Problem details:
For the data below, work out how many lines include the string "feature" and report only the number.

[Data entries for graphics]
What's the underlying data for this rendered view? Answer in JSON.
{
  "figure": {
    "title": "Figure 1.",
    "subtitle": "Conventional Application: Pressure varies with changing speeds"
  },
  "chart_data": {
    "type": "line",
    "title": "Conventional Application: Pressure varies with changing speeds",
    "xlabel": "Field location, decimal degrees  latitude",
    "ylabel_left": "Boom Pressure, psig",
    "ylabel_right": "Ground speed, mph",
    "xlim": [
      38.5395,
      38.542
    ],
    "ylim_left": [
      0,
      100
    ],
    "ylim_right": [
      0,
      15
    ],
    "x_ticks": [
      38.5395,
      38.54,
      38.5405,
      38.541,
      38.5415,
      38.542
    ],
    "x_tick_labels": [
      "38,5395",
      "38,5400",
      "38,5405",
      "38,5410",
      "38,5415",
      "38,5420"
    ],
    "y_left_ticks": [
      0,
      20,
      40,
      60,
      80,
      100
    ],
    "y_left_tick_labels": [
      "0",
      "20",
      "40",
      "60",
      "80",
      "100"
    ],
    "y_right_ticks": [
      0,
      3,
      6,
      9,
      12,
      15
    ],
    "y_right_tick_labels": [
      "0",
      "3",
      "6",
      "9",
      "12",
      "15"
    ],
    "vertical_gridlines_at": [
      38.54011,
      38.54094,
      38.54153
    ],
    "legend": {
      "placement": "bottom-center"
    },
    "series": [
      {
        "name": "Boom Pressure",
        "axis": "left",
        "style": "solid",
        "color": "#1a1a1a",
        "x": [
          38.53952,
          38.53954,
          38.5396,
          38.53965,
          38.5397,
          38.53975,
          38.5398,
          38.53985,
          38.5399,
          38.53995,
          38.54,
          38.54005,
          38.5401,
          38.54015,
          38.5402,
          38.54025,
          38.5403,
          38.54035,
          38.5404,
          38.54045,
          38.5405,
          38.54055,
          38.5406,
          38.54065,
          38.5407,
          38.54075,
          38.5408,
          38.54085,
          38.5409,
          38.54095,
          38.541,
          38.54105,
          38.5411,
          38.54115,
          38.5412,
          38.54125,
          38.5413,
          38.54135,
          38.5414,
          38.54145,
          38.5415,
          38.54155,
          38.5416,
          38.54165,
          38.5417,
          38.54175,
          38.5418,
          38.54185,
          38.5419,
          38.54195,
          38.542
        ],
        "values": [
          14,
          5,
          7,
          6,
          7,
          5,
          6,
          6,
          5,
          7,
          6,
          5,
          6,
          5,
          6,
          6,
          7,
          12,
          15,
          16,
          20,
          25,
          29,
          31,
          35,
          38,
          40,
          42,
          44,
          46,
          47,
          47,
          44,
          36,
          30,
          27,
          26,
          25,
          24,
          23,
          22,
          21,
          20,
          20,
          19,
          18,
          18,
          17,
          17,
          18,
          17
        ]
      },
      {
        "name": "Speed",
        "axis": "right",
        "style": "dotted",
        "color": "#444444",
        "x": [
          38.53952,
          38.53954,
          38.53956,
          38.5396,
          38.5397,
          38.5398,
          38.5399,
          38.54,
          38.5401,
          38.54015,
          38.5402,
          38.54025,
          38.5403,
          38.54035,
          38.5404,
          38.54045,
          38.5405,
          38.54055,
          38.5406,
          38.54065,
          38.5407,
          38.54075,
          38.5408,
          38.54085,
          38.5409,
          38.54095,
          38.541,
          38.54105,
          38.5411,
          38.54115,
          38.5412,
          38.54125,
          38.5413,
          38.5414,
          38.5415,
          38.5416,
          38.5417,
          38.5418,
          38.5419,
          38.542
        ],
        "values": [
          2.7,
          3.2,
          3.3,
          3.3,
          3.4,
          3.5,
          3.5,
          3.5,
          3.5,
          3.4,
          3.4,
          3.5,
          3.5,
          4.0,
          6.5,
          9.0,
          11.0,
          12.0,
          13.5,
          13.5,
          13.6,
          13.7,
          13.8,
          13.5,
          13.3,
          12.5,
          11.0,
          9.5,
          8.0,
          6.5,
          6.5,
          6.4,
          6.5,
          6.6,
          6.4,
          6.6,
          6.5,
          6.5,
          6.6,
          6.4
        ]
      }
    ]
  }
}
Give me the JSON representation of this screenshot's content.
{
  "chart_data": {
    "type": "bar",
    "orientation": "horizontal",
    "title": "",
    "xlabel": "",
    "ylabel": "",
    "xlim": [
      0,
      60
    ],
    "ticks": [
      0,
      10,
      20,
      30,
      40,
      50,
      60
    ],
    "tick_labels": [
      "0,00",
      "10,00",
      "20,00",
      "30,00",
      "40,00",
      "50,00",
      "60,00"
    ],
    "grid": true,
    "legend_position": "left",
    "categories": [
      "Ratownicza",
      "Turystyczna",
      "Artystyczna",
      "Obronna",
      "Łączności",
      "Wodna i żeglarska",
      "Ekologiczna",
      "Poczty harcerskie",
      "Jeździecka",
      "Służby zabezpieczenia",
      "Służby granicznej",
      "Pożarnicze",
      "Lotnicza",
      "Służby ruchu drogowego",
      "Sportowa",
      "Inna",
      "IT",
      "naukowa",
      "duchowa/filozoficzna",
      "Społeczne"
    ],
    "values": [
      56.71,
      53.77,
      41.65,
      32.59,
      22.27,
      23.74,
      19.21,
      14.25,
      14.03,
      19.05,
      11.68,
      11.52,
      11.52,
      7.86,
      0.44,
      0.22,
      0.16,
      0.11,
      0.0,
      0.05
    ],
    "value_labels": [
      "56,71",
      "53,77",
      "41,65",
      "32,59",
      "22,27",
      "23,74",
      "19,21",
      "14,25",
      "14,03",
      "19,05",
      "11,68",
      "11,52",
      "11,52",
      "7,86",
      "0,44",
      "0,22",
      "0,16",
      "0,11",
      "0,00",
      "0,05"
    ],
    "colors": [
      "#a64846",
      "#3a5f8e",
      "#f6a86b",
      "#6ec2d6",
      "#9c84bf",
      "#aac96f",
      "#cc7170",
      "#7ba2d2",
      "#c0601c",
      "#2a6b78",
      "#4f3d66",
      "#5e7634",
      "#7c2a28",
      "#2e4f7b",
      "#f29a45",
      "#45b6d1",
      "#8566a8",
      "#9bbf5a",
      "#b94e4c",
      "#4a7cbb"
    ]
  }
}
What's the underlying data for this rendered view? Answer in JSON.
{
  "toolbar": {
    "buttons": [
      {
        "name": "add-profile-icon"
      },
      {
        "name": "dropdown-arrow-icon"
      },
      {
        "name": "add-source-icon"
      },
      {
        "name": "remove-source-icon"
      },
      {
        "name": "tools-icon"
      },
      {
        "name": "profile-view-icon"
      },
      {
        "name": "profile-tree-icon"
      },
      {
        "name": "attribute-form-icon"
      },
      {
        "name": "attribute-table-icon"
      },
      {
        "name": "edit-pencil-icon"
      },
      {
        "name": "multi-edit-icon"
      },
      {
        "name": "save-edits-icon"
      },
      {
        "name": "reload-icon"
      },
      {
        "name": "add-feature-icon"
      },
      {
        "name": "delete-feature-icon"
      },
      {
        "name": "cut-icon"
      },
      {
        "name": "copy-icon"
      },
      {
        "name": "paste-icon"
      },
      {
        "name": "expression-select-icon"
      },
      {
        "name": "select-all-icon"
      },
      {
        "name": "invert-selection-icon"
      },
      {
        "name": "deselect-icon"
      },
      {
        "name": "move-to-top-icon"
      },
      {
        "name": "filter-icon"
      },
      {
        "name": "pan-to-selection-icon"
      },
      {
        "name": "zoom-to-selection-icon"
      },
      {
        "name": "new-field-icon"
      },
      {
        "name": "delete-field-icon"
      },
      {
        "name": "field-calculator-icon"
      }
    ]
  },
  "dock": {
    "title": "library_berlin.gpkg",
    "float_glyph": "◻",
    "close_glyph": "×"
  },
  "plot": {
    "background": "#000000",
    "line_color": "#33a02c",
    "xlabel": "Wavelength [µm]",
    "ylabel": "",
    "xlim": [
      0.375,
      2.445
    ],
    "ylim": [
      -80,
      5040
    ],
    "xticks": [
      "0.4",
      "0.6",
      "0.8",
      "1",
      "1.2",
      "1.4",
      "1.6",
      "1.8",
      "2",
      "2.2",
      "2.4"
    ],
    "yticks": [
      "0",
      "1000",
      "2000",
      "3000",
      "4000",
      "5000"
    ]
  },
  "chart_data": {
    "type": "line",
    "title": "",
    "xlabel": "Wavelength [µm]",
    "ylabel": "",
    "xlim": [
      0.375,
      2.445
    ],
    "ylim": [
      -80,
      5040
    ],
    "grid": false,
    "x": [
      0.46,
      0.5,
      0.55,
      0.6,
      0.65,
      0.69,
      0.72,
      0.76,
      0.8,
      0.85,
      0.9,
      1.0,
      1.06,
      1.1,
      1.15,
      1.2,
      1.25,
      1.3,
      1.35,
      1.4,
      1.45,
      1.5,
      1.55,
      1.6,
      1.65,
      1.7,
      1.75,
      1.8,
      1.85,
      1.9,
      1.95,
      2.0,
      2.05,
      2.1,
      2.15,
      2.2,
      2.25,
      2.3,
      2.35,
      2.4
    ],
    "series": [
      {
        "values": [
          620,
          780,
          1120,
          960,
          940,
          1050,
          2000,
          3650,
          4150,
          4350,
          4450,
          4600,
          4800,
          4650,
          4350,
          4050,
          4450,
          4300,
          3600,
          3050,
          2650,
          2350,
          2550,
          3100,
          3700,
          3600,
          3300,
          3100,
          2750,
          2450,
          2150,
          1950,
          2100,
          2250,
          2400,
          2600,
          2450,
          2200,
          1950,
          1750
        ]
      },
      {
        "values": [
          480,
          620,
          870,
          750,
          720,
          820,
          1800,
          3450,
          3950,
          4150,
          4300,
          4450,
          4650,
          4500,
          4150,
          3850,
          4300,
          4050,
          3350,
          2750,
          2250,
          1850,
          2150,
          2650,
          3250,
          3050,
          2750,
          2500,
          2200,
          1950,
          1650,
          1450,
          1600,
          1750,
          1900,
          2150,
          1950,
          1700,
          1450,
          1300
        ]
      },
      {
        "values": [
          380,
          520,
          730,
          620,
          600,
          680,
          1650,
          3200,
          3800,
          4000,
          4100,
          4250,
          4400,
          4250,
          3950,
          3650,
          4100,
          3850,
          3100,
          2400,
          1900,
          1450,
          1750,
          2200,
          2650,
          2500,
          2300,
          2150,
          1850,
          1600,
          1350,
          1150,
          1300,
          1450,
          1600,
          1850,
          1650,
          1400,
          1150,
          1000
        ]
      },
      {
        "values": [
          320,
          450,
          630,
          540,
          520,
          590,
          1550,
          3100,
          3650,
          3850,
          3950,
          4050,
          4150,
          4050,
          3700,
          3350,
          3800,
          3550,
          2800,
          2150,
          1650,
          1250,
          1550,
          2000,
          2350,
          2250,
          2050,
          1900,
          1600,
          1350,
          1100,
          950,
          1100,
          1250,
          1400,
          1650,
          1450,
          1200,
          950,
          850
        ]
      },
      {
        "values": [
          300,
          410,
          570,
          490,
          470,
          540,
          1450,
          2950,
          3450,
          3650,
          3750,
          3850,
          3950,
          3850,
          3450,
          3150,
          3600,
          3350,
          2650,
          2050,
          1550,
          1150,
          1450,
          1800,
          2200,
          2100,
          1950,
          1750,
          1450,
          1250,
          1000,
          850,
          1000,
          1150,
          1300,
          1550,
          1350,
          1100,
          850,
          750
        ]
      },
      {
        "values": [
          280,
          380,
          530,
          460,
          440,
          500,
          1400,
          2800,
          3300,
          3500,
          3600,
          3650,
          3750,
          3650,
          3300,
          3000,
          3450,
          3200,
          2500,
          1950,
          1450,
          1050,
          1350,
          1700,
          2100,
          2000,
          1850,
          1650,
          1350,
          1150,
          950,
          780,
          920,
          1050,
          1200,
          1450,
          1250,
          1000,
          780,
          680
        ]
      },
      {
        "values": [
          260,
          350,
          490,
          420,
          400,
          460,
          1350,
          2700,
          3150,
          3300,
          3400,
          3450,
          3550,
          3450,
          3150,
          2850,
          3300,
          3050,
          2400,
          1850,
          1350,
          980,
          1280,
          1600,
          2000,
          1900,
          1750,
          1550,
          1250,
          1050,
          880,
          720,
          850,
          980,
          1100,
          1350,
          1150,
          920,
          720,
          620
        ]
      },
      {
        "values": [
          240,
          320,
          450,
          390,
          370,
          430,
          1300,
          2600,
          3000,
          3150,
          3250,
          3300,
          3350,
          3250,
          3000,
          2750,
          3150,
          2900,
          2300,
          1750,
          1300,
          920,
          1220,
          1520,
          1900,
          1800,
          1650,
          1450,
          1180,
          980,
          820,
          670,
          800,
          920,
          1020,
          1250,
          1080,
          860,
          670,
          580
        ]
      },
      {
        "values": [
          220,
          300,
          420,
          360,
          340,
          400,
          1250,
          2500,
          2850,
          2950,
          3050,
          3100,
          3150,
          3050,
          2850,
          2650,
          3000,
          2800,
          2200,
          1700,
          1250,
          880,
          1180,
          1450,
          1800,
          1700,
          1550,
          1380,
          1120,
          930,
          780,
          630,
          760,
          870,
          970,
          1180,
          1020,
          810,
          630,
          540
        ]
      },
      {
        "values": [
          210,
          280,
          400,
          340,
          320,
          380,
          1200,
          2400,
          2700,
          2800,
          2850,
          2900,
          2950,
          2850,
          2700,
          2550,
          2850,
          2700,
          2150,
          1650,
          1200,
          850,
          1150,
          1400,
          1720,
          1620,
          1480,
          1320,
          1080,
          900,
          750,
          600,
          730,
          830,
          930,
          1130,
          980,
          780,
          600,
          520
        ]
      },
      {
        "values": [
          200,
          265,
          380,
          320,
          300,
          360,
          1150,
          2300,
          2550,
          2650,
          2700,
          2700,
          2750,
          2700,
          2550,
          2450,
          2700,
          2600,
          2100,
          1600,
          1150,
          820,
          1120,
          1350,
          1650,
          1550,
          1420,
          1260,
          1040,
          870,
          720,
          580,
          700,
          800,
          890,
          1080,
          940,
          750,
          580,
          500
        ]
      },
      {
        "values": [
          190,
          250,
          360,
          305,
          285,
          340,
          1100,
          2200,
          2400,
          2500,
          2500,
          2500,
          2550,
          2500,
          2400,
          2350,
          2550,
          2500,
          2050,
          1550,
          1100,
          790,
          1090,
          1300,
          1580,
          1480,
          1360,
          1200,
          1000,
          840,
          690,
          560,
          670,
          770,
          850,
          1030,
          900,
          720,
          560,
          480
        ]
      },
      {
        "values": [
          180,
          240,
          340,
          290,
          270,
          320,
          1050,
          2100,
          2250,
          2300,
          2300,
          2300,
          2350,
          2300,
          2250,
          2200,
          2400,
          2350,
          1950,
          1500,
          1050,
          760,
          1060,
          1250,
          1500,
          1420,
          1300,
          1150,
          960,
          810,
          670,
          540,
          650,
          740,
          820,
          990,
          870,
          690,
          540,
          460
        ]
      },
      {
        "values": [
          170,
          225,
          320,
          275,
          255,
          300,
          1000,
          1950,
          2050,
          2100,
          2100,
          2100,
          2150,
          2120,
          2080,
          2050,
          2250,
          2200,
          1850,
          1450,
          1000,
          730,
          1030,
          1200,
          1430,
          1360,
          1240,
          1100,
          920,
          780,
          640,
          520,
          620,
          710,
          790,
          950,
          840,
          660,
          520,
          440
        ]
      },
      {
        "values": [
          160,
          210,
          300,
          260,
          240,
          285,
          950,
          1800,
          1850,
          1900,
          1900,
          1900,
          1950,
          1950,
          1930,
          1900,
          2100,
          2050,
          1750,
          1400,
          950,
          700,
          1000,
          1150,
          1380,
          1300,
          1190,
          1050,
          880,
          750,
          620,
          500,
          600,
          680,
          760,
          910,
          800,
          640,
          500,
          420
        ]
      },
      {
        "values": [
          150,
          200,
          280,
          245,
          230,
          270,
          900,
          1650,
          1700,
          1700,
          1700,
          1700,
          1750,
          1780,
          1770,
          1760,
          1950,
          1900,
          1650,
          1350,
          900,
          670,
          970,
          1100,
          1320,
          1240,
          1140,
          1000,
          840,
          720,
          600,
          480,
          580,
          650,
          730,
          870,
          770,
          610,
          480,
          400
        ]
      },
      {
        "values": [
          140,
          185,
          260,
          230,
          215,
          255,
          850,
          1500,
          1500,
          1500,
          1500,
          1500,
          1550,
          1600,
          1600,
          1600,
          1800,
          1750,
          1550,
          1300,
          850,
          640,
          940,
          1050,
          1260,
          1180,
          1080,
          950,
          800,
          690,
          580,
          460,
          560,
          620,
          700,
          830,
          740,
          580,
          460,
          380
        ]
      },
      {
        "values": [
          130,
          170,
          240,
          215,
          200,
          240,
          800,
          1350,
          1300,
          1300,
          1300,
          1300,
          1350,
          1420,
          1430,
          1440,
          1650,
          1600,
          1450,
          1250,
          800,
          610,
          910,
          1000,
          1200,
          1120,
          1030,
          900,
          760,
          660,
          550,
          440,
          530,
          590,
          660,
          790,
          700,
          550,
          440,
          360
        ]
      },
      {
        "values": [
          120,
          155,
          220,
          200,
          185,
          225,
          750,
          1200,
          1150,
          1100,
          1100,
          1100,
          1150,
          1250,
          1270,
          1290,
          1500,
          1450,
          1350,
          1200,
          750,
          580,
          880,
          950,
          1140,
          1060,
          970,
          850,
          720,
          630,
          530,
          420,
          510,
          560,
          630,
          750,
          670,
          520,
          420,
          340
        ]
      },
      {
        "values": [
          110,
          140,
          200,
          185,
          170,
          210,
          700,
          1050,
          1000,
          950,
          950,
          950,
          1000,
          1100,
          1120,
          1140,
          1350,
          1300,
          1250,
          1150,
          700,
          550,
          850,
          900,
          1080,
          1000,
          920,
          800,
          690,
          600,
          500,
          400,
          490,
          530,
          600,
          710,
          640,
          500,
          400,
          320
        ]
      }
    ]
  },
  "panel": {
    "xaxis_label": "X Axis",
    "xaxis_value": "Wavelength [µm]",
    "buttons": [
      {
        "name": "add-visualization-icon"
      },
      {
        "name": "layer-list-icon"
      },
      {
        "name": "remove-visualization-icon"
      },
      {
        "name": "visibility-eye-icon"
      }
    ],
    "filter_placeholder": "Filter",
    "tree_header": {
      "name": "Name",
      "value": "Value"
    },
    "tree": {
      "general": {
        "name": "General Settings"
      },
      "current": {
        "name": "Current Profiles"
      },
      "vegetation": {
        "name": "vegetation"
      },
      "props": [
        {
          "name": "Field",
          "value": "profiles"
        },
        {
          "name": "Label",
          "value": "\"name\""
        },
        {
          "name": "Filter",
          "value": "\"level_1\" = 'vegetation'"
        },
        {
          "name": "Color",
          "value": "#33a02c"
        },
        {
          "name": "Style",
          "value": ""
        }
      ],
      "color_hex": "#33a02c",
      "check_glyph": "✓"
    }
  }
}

Result of the exercise:
2